Listed entries:
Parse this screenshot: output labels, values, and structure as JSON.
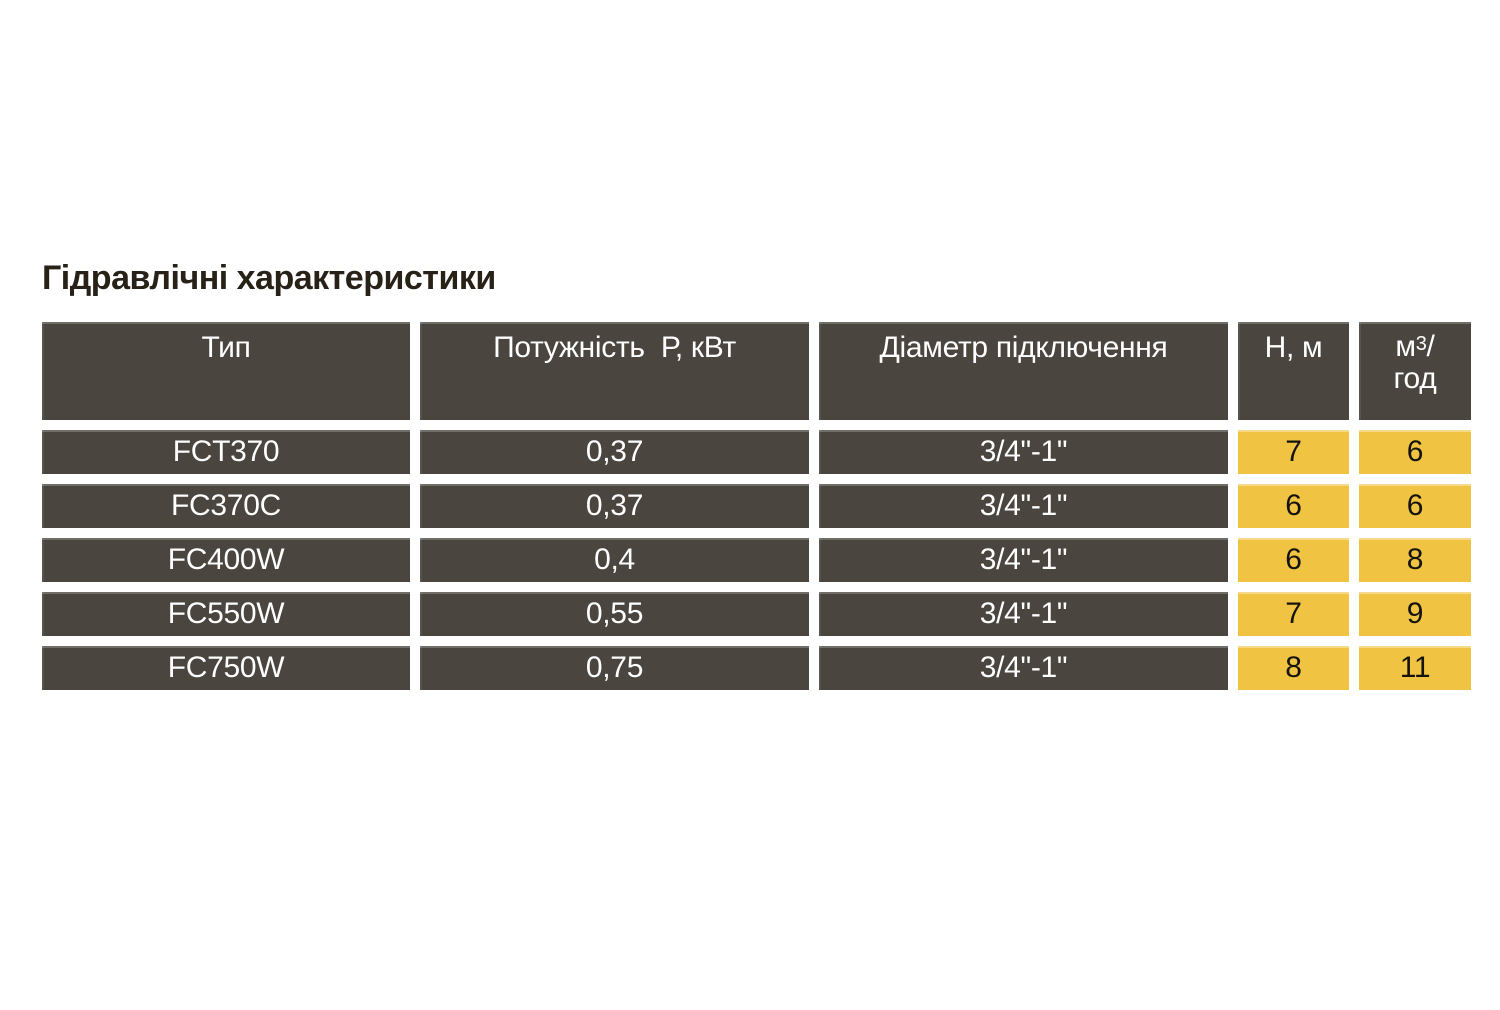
{
  "title": "Гідравлічні характеристики",
  "table": {
    "headers": {
      "type": "Тип",
      "power": "Потужність  Р, кВт",
      "diameter": "Діаметр підключення",
      "head": "Н, м",
      "flow": {
        "base": "м",
        "sup": "3",
        "slash": "/",
        "line2": "год"
      }
    },
    "rows": [
      {
        "type": "FCT370",
        "power": "0,37",
        "diameter": "3/4\"-1\"",
        "head": "7",
        "flow": "6"
      },
      {
        "type": "FC370C",
        "power": "0,37",
        "diameter": "3/4\"-1\"",
        "head": "6",
        "flow": "6"
      },
      {
        "type": "FC400W",
        "power": "0,4",
        "diameter": "3/4\"-1\"",
        "head": "6",
        "flow": "8"
      },
      {
        "type": "FC550W",
        "power": "0,55",
        "diameter": "3/4\"-1\"",
        "head": "7",
        "flow": "9"
      },
      {
        "type": "FC750W",
        "power": "0,75",
        "diameter": "3/4\"-1\"",
        "head": "8",
        "flow": "11"
      }
    ]
  },
  "colors": {
    "cell_dark": "#4a453e",
    "cell_yellow": "#f0c442",
    "header_text": "#ffffff",
    "data_text_dark": "#16130e",
    "title_text": "#272118",
    "background": "#ffffff"
  }
}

Set task:
Copy out all of the data word for word. Do not carry over any picture.

The answer:
Parse this screenshot: output labels, values, and structure as JSON.
{
  "title": "Гідравлічні характеристики",
  "table": {
    "headers": {
      "type": "Тип",
      "power": "Потужність  Р, кВт",
      "diameter": "Діаметр підключення",
      "head": "Н, м",
      "flow": {
        "base": "м",
        "sup": "3",
        "slash": "/",
        "line2": "год"
      }
    },
    "rows": [
      {
        "type": "FCT370",
        "power": "0,37",
        "diameter": "3/4\"-1\"",
        "head": "7",
        "flow": "6"
      },
      {
        "type": "FC370C",
        "power": "0,37",
        "diameter": "3/4\"-1\"",
        "head": "6",
        "flow": "6"
      },
      {
        "type": "FC400W",
        "power": "0,4",
        "diameter": "3/4\"-1\"",
        "head": "6",
        "flow": "8"
      },
      {
        "type": "FC550W",
        "power": "0,55",
        "diameter": "3/4\"-1\"",
        "head": "7",
        "flow": "9"
      },
      {
        "type": "FC750W",
        "power": "0,75",
        "diameter": "3/4\"-1\"",
        "head": "8",
        "flow": "11"
      }
    ]
  },
  "colors": {
    "cell_dark": "#4a453e",
    "cell_yellow": "#f0c442",
    "header_text": "#ffffff",
    "data_text_dark": "#16130e",
    "title_text": "#272118",
    "background": "#ffffff"
  }
}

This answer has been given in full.